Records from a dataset
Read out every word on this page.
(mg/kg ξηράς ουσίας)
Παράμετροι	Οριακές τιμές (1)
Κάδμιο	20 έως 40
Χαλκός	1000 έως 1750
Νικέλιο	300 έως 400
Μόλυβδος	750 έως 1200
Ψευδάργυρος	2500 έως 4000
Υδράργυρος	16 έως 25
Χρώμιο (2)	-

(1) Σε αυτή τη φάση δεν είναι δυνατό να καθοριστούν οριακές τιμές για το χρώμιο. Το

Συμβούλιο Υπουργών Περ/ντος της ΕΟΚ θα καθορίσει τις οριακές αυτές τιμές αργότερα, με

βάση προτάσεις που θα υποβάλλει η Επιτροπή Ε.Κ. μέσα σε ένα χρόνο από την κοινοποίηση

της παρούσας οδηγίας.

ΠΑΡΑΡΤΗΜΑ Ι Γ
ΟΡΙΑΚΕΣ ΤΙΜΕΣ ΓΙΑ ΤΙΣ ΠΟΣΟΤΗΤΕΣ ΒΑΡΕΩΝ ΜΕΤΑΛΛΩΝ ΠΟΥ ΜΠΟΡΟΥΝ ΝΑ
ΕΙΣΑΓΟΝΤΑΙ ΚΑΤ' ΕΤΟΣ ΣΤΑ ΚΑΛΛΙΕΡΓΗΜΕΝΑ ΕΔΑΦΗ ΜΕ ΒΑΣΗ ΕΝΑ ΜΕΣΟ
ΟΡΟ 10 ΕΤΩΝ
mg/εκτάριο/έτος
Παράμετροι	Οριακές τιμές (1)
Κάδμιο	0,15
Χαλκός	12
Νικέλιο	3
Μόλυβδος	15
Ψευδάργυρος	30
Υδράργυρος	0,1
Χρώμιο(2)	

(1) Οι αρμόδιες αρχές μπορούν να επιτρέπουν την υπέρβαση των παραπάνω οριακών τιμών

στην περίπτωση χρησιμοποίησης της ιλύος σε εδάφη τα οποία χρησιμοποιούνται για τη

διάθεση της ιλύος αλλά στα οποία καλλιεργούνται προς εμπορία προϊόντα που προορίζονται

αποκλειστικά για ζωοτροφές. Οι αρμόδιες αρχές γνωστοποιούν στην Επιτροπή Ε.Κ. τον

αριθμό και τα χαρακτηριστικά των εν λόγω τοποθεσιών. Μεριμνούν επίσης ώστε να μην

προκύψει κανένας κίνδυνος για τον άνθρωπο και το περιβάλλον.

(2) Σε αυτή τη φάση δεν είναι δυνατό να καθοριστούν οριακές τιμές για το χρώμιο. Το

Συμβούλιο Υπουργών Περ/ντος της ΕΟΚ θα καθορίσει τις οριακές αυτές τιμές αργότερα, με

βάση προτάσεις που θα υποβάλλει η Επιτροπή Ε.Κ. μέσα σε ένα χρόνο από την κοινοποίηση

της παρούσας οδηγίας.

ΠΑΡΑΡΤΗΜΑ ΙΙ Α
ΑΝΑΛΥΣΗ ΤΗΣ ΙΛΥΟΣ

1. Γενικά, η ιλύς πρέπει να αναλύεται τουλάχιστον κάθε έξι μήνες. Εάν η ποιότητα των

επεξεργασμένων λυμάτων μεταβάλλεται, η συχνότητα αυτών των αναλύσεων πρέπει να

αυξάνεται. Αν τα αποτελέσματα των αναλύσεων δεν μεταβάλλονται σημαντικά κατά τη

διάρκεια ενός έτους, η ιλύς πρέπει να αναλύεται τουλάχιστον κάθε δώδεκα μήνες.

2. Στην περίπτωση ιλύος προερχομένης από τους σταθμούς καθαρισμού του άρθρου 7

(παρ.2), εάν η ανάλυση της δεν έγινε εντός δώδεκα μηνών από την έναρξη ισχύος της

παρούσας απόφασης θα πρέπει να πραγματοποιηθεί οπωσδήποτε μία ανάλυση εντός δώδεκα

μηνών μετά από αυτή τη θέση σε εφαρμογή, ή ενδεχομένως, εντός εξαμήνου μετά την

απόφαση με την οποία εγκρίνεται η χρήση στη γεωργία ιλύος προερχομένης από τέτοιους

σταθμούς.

Brief
The records above must be repeated exactly, every one of them.

Task result
Read out every word on this page.
(mg/kg ξηράς ουσίας)
Παράμετροι	Οριακές τιμές (1)
Κάδμιο	20 έως 40
Χαλκός	1000 έως 1750
Νικέλιο	300 έως 400
Μόλυβδος	750 έως 1200
Ψευδάργυρος	2500 έως 4000
Υδράργυρος	16 έως 25
Χρώμιο (2)	-

(1) Σε αυτή τη φάση δεν είναι δυνατό να καθοριστούν οριακές τιμές για το χρώμιο. Το

Συμβούλιο Υπουργών Περ/ντος της ΕΟΚ θα καθορίσει τις οριακές αυτές τιμές αργότερα, με

βάση προτάσεις που θα υποβάλλει η Επιτροπή Ε.Κ. μέσα σε ένα χρόνο από την κοινοποίηση

της παρούσας οδηγίας.

ΠΑΡΑΡΤΗΜΑ Ι Γ
ΟΡΙΑΚΕΣ ΤΙΜΕΣ ΓΙΑ ΤΙΣ ΠΟΣΟΤΗΤΕΣ ΒΑΡΕΩΝ ΜΕΤΑΛΛΩΝ ΠΟΥ ΜΠΟΡΟΥΝ ΝΑ
ΕΙΣΑΓΟΝΤΑΙ ΚΑΤ' ΕΤΟΣ ΣΤΑ ΚΑΛΛΙΕΡΓΗΜΕΝΑ ΕΔΑΦΗ ΜΕ ΒΑΣΗ ΕΝΑ ΜΕΣΟ
ΟΡΟ 10 ΕΤΩΝ
mg/εκτάριο/έτος
Παράμετροι	Οριακές τιμές (1)
Κάδμιο	0,15
Χαλκός	12
Νικέλιο	3
Μόλυβδος	15
Ψευδάργυρος	30
Υδράργυρος	0,1
Χρώμιο(2)	

(1) Οι αρμόδιες αρχές μπορούν να επιτρέπουν την υπέρβαση των παραπάνω οριακών τιμών

στην περίπτωση χρησιμοποίησης της ιλύος σε εδάφη τα οποία χρησιμοποιούνται για τη

διάθεση της ιλύος αλλά στα οποία καλλιεργούνται προς εμπορία προϊόντα που προορίζονται

αποκλειστικά για ζωοτροφές. Οι αρμόδιες αρχές γνωστοποιούν στην Επιτροπή Ε.Κ. τον

αριθμό και τα χαρακτηριστικά των εν λόγω τοποθεσιών. Μεριμνούν επίσης ώστε να μην

προκύψει κανένας κίνδυνος για τον άνθρωπο και το περιβάλλον.

(2) Σε αυτή τη φάση δεν είναι δυνατό να καθοριστούν οριακές τιμές για το χρώμιο. Το

Συμβούλιο Υπουργών Περ/ντος της ΕΟΚ θα καθορίσει τις οριακές αυτές τιμές αργότερα, με

βάση προτάσεις που θα υποβάλλει η Επιτροπή Ε.Κ. μέσα σε ένα χρόνο από την κοινοποίηση

της παρούσας οδηγίας.

ΠΑΡΑΡΤΗΜΑ ΙΙ Α
ΑΝΑΛΥΣΗ ΤΗΣ ΙΛΥΟΣ

1. Γενικά, η ιλύς πρέπει να αναλύεται τουλάχιστον κάθε έξι μήνες. Εάν η ποιότητα των

επεξεργασμένων λυμάτων μεταβάλλεται, η συχνότητα αυτών των αναλύσεων πρέπει να

αυξάνεται. Αν τα αποτελέσματα των αναλύσεων δεν μεταβάλλονται σημαντικά κατά τη

διάρκεια ενός έτους, η ιλύς πρέπει να αναλύεται τουλάχιστον κάθε δώδεκα μήνες.

2. Στην περίπτωση ιλύος προερχομένης από τους σταθμούς καθαρισμού του άρθρου 7

(παρ.2), εάν η ανάλυση της δεν έγινε εντός δώδεκα μηνών από την έναρξη ισχύος της

παρούσας απόφασης θα πρέπει να πραγματοποιηθεί οπωσδήποτε μία ανάλυση εντός δώδεκα

μηνών μετά από αυτή τη θέση σε εφαρμογή, ή ενδεχομένως, εντός εξαμήνου μετά την

απόφαση με την οποία εγκρίνεται η χρήση στη γεωργία ιλύος προερχομένης από τέτοιους

σταθμούς.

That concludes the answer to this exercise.